> **What is required**: Count how many lines of the data below contain the string "対リスク比率"; the reply should be that number alone.
[start of Input]
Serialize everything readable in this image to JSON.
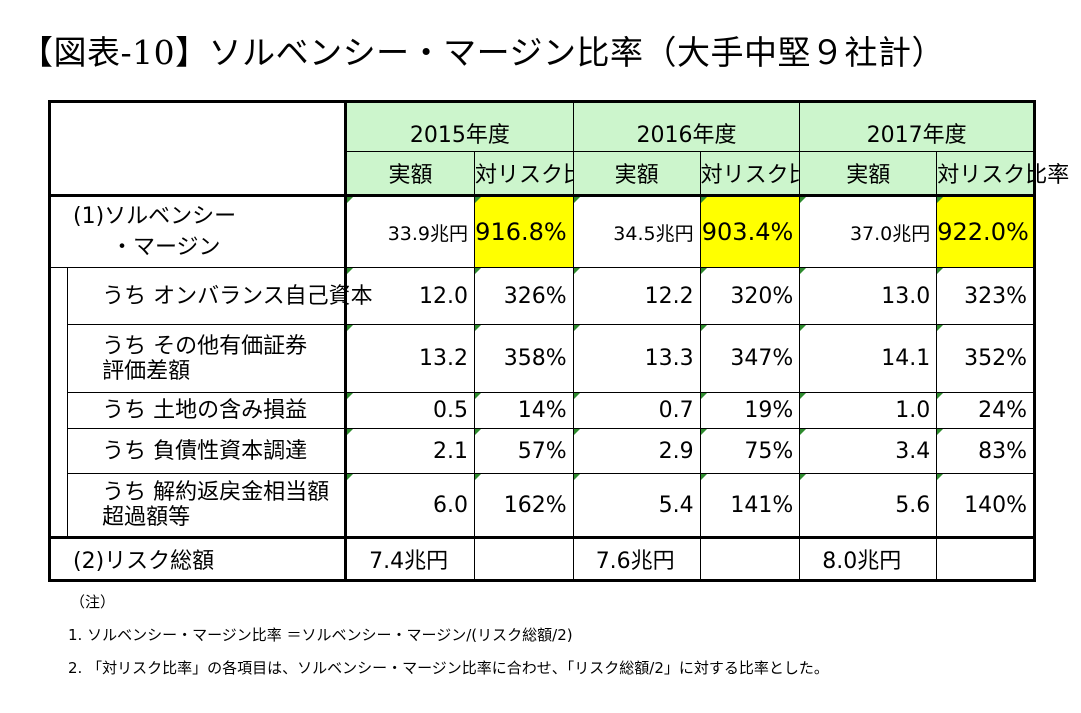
{
  "title": "【図表-10】ソルベンシー・マージン比率（大手中堅９社計）",
  "table": {
    "years": [
      "2015年度",
      "2016年度",
      "2017年度"
    ],
    "sub_headers": {
      "amount": "実額",
      "ratio": "対リスク比率"
    },
    "sm_row": {
      "label_line1": "(1)ソルベンシー",
      "label_line2": "・マージン",
      "values": [
        {
          "amount": "33.9兆円",
          "ratio": "916.8%"
        },
        {
          "amount": "34.5兆円",
          "ratio": "903.4%"
        },
        {
          "amount": "37.0兆円",
          "ratio": "922.0%"
        }
      ]
    },
    "sub_rows": [
      {
        "label_line1": "うち オンバランス自己資本",
        "label_line2": "",
        "values": [
          {
            "amount": "12.0",
            "ratio": "326%"
          },
          {
            "amount": "12.2",
            "ratio": "320%"
          },
          {
            "amount": "13.0",
            "ratio": "323%"
          }
        ]
      },
      {
        "label_line1": "うち その他有価証券",
        "label_line2": "評価差額",
        "values": [
          {
            "amount": "13.2",
            "ratio": "358%"
          },
          {
            "amount": "13.3",
            "ratio": "347%"
          },
          {
            "amount": "14.1",
            "ratio": "352%"
          }
        ]
      },
      {
        "label_line1": "うち 土地の含み損益",
        "label_line2": "",
        "values": [
          {
            "amount": "0.5",
            "ratio": "14%"
          },
          {
            "amount": "0.7",
            "ratio": "19%"
          },
          {
            "amount": "1.0",
            "ratio": "24%"
          }
        ]
      },
      {
        "label_line1": "うち 負債性資本調達",
        "label_line2": "",
        "values": [
          {
            "amount": "2.1",
            "ratio": "57%"
          },
          {
            "amount": "2.9",
            "ratio": "75%"
          },
          {
            "amount": "3.4",
            "ratio": "83%"
          }
        ]
      },
      {
        "label_line1": "うち 解約返戻金相当額",
        "label_line2": "超過額等",
        "values": [
          {
            "amount": "6.0",
            "ratio": "162%"
          },
          {
            "amount": "5.4",
            "ratio": "141%"
          },
          {
            "amount": "5.6",
            "ratio": "140%"
          }
        ]
      }
    ],
    "risk_row": {
      "label": "(2)リスク総額",
      "values": [
        "7.4兆円",
        "7.6兆円",
        "8.0兆円"
      ]
    }
  },
  "notes": {
    "heading": "（注）",
    "items": [
      "1.  ソルベンシー・マージン比率 ＝ソルベンシー・マージン/(リスク総額/2)",
      "2. 「対リスク比率」の各項目は、ソルベンシー・マージン比率に合わせ、「リスク総額/2」に対する比率とした。"
    ]
  },
  "colors": {
    "header_bg": "#ccf5cc",
    "highlight": "#ffff00",
    "corner_mark": "#2e8b2e"
  }
}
[end of Input]
> **Result of this exercise**: 2